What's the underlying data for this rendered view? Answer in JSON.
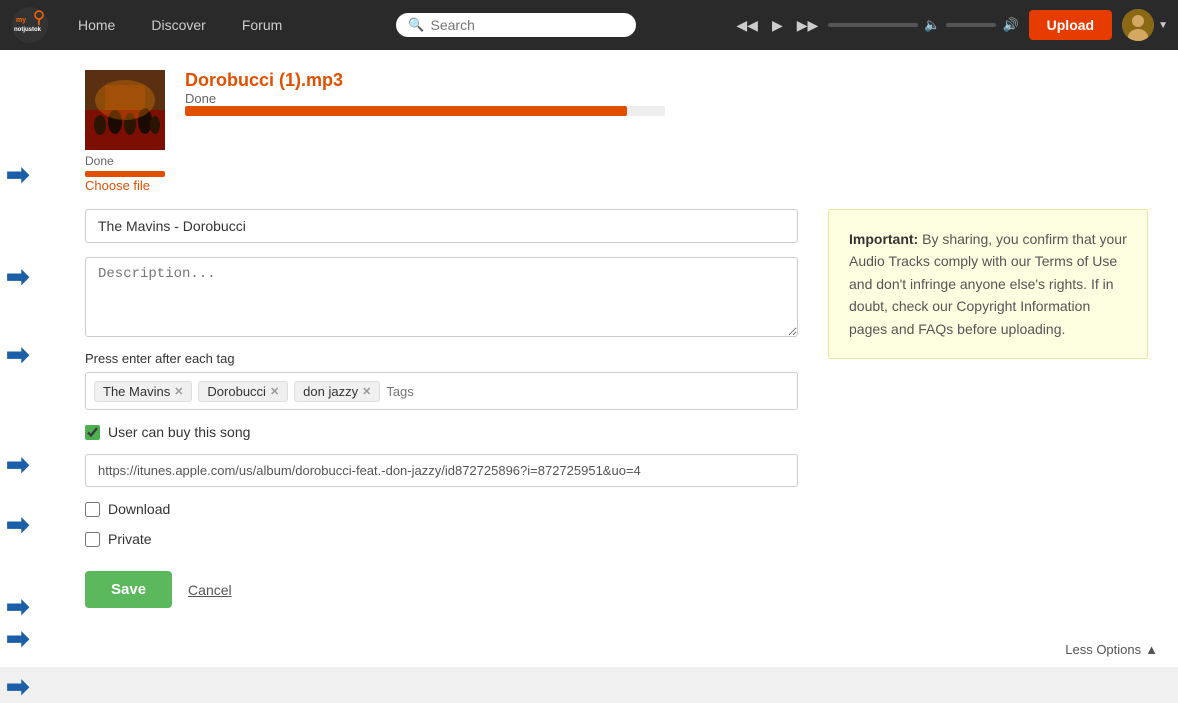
{
  "navbar": {
    "home_label": "Home",
    "discover_label": "Discover",
    "forum_label": "Forum",
    "search_placeholder": "Search",
    "upload_label": "Upload"
  },
  "track": {
    "filename": "Dorobucci (1).mp3",
    "status": "Done",
    "progress_percent": 92,
    "choose_file_label": "Choose file"
  },
  "form": {
    "title_value": "The Mavins - Dorobucci",
    "title_placeholder": "",
    "description_placeholder": "Description...",
    "tags_label": "Press enter after each tag",
    "tags": [
      {
        "label": "The Mavins"
      },
      {
        "label": "Dorobucci"
      },
      {
        "label": "don jazzy"
      }
    ],
    "tags_input_placeholder": "Tags",
    "buy_checkbox_label": "User can buy this song",
    "buy_link_value": "https://itunes.apple.com/us/album/dorobucci-feat.-don-jazzy/id872725896?i=872725951&uo=4",
    "download_label": "Download",
    "private_label": "Private",
    "save_label": "Save",
    "cancel_label": "Cancel",
    "less_options_label": "Less Options"
  },
  "important_box": {
    "bold_text": "Important:",
    "text": " By sharing, you confirm that your Audio Tracks comply with our Terms of Use and don't infringe anyone else's rights. If in doubt, check our Copyright Information pages and FAQs before uploading."
  }
}
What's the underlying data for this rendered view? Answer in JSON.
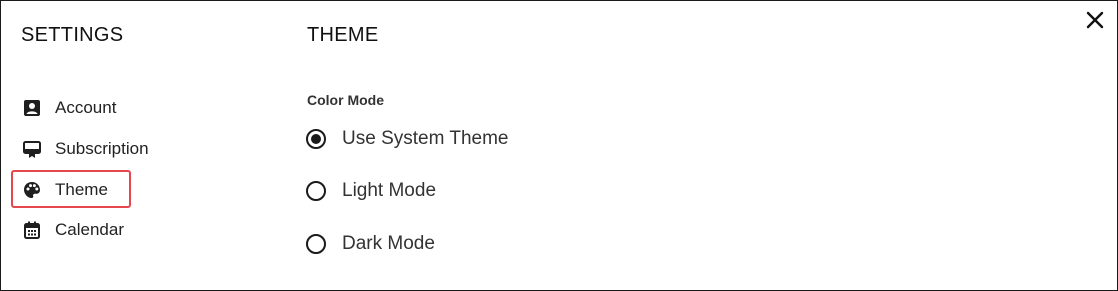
{
  "dialog": {
    "settings_title": "SETTINGS",
    "close_icon": "close-icon",
    "nav": {
      "items": [
        {
          "label": "Account",
          "icon": "account-box-icon"
        },
        {
          "label": "Subscription",
          "icon": "subscription-card-icon"
        },
        {
          "label": "Theme",
          "icon": "palette-icon",
          "selected": true
        },
        {
          "label": "Calendar",
          "icon": "calendar-icon"
        }
      ]
    },
    "highlight_color": "#e5474b"
  },
  "theme": {
    "title": "THEME",
    "color_mode_label": "Color Mode",
    "options": [
      {
        "label": "Use System Theme",
        "checked": true
      },
      {
        "label": "Light Mode",
        "checked": false
      },
      {
        "label": "Dark Mode",
        "checked": false
      }
    ]
  }
}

────────────────────

Give every record again exactly, apart from the pictures, which stay out.

What's the underlying data for this rendered view? Answer in JSON.
{
  "navbar": {
    "home_label": "Home",
    "discover_label": "Discover",
    "forum_label": "Forum",
    "search_placeholder": "Search",
    "upload_label": "Upload"
  },
  "track": {
    "filename": "Dorobucci (1).mp3",
    "status": "Done",
    "progress_percent": 92,
    "choose_file_label": "Choose file"
  },
  "form": {
    "title_value": "The Mavins - Dorobucci",
    "title_placeholder": "",
    "description_placeholder": "Description...",
    "tags_label": "Press enter after each tag",
    "tags": [
      {
        "label": "The Mavins"
      },
      {
        "label": "Dorobucci"
      },
      {
        "label": "don jazzy"
      }
    ],
    "tags_input_placeholder": "Tags",
    "buy_checkbox_label": "User can buy this song",
    "buy_link_value": "https://itunes.apple.com/us/album/dorobucci-feat.-don-jazzy/id872725896?i=872725951&uo=4",
    "download_label": "Download",
    "private_label": "Private",
    "save_label": "Save",
    "cancel_label": "Cancel",
    "less_options_label": "Less Options"
  },
  "important_box": {
    "bold_text": "Important:",
    "text": " By sharing, you confirm that your Audio Tracks comply with our Terms of Use and don't infringe anyone else's rights. If in doubt, check our Copyright Information pages and FAQs before uploading."
  }
}
What's the underlying data for this rendered view? Answer in JSON.
{
  "dialog": {
    "settings_title": "SETTINGS",
    "close_icon": "close-icon",
    "nav": {
      "items": [
        {
          "label": "Account",
          "icon": "account-box-icon"
        },
        {
          "label": "Subscription",
          "icon": "subscription-card-icon"
        },
        {
          "label": "Theme",
          "icon": "palette-icon",
          "selected": true
        },
        {
          "label": "Calendar",
          "icon": "calendar-icon"
        }
      ]
    },
    "highlight_color": "#e5474b"
  },
  "theme": {
    "title": "THEME",
    "color_mode_label": "Color Mode",
    "options": [
      {
        "label": "Use System Theme",
        "checked": true
      },
      {
        "label": "Light Mode",
        "checked": false
      },
      {
        "label": "Dark Mode",
        "checked": false
      }
    ]
  }
}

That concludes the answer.